Your answer should be one number: how many lines of the data include the string "name"?

##### Task input

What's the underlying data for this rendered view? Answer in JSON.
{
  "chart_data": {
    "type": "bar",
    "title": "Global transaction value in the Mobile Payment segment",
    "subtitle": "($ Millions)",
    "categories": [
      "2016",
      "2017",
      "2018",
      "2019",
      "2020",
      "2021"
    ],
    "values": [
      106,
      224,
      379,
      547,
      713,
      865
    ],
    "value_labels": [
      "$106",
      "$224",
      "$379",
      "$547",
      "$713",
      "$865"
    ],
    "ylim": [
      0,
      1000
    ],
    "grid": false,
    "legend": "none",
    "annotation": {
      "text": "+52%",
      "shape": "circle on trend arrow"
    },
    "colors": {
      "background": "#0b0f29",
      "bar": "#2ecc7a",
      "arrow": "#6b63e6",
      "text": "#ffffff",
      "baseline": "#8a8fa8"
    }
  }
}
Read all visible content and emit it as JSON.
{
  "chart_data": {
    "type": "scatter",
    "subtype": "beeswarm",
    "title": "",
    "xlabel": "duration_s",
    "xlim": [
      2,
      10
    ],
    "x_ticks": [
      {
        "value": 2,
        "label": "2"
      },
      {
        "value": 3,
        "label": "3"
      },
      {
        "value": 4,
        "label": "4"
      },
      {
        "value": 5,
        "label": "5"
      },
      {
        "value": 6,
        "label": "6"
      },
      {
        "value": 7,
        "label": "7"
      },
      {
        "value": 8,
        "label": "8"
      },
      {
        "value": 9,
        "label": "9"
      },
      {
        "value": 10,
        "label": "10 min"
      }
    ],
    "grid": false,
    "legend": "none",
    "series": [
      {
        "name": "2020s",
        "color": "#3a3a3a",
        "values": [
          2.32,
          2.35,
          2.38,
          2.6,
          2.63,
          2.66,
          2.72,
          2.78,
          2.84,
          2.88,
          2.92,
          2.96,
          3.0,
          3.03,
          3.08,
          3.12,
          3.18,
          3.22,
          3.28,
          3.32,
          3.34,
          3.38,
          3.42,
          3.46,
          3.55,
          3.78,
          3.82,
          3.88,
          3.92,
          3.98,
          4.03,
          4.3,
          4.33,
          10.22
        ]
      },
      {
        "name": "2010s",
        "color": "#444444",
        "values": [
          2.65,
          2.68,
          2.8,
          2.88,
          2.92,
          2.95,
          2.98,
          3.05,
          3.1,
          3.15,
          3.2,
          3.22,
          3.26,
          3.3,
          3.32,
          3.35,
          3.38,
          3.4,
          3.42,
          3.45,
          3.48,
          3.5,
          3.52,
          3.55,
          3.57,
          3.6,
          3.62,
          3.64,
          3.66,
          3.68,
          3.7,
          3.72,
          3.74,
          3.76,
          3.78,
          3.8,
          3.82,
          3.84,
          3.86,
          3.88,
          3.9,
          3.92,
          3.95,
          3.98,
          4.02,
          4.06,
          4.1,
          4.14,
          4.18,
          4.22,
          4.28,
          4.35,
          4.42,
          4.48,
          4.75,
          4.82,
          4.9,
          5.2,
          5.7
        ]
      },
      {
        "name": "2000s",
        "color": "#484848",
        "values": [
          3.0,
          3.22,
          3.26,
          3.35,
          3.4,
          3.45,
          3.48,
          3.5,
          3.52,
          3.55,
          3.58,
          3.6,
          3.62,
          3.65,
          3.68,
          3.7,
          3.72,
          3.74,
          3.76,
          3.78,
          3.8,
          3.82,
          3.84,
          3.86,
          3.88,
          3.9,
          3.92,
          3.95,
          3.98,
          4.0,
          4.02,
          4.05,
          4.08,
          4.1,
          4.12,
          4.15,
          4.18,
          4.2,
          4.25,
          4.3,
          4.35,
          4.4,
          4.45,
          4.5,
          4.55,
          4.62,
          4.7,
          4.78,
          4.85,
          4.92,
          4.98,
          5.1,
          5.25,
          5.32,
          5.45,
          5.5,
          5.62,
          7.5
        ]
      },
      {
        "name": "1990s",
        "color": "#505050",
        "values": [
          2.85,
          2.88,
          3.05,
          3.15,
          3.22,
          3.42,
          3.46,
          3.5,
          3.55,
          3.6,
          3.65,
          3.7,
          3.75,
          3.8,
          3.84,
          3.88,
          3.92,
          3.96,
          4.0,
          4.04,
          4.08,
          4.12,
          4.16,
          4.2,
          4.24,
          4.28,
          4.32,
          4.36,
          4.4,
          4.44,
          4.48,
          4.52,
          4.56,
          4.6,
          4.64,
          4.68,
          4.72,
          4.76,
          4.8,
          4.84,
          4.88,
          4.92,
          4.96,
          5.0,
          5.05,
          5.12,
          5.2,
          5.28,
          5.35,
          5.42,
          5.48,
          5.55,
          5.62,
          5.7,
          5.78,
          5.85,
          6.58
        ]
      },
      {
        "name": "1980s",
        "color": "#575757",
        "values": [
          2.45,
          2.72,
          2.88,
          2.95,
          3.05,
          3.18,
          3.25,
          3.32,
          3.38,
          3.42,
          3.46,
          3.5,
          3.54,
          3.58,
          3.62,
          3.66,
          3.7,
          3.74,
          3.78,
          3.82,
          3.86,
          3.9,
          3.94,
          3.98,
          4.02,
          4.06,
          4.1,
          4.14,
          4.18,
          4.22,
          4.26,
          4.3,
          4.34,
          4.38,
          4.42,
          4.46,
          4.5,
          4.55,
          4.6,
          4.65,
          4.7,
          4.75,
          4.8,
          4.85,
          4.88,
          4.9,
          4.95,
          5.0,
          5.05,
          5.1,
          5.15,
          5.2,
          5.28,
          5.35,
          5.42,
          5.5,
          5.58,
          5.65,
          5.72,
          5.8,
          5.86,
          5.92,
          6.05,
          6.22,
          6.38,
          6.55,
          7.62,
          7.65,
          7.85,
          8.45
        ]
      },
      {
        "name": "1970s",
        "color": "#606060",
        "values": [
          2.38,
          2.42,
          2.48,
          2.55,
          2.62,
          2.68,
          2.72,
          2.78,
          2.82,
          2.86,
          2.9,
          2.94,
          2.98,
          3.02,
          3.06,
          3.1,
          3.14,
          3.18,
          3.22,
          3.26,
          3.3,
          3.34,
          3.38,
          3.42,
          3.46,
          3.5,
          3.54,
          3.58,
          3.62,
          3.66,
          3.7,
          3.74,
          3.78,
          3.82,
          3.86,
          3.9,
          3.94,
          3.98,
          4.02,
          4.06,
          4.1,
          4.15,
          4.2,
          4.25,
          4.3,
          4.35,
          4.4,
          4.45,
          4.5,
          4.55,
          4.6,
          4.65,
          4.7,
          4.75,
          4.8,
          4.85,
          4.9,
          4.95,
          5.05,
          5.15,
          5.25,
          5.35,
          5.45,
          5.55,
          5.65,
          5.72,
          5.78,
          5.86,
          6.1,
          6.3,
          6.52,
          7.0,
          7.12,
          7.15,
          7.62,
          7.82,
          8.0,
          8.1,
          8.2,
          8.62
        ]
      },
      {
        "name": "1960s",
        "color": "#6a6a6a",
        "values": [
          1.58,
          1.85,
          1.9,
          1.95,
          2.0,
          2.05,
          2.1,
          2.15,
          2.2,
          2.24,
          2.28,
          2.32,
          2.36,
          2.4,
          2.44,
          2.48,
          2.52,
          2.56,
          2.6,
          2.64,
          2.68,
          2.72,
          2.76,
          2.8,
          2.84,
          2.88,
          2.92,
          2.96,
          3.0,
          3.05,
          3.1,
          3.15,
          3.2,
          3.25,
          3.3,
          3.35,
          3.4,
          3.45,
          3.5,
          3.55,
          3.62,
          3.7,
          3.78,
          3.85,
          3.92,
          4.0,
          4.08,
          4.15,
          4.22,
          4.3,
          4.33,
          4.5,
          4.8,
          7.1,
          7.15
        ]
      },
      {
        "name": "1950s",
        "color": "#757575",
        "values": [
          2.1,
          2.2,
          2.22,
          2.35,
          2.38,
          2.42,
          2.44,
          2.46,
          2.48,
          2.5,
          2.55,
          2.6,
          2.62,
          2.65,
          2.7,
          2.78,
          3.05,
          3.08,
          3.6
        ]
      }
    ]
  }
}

##########

Exercise solution:
8